» Set problem
Only lines holding the word "ParEGO" should be copied from the material.

____

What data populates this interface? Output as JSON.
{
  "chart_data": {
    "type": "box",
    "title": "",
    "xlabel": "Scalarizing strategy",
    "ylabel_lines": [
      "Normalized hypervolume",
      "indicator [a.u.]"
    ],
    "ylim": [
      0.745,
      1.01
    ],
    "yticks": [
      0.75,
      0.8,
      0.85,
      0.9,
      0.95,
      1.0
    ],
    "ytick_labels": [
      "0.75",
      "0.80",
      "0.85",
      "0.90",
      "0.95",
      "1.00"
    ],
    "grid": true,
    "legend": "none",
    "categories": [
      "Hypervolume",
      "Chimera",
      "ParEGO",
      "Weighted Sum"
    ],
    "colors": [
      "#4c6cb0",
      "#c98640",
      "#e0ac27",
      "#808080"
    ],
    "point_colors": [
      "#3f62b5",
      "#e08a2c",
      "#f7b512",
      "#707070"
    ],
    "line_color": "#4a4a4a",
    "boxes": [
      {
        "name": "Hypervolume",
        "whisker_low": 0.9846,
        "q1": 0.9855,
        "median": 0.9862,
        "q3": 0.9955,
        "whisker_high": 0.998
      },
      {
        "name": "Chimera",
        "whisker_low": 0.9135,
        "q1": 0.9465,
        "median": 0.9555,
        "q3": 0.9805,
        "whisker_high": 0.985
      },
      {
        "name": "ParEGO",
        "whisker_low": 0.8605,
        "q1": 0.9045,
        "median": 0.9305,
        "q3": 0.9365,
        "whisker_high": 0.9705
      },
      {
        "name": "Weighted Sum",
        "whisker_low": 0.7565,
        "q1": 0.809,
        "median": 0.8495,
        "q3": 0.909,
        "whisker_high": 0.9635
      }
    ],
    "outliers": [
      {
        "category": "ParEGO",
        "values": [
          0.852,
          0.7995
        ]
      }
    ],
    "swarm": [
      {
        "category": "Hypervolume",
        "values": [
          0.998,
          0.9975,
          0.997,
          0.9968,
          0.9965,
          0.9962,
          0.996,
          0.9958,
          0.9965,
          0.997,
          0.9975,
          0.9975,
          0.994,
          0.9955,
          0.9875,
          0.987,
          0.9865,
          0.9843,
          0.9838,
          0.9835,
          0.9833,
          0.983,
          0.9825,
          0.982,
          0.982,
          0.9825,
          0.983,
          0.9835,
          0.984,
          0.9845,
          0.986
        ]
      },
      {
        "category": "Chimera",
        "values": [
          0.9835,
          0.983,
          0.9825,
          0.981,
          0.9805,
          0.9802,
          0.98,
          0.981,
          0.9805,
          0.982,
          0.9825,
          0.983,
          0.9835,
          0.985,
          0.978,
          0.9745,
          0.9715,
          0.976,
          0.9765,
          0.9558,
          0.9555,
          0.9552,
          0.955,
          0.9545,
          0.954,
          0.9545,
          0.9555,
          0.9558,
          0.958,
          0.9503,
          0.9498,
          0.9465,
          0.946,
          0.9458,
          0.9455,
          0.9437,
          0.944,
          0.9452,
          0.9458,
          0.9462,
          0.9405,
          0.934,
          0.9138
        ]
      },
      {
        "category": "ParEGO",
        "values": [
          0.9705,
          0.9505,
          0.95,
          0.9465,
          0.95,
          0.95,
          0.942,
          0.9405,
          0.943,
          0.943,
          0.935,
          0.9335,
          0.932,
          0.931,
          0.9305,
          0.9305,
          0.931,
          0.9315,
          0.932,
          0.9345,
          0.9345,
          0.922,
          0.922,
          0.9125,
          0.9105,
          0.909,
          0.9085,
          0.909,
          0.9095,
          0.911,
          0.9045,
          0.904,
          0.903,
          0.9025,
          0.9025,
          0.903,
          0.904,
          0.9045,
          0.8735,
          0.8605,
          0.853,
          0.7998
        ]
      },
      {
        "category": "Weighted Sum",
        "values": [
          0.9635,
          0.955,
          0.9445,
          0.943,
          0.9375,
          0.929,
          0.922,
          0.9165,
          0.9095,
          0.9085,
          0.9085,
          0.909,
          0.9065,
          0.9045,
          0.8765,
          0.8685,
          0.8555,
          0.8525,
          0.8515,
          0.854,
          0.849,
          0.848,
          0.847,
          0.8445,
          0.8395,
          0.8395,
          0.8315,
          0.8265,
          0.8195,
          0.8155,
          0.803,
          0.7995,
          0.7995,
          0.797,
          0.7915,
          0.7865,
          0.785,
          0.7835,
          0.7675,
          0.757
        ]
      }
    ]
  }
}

____

» Written response
      "ParEGO",
        "name": "ParEGO",
        "category": "ParEGO",
        "category": "ParEGO",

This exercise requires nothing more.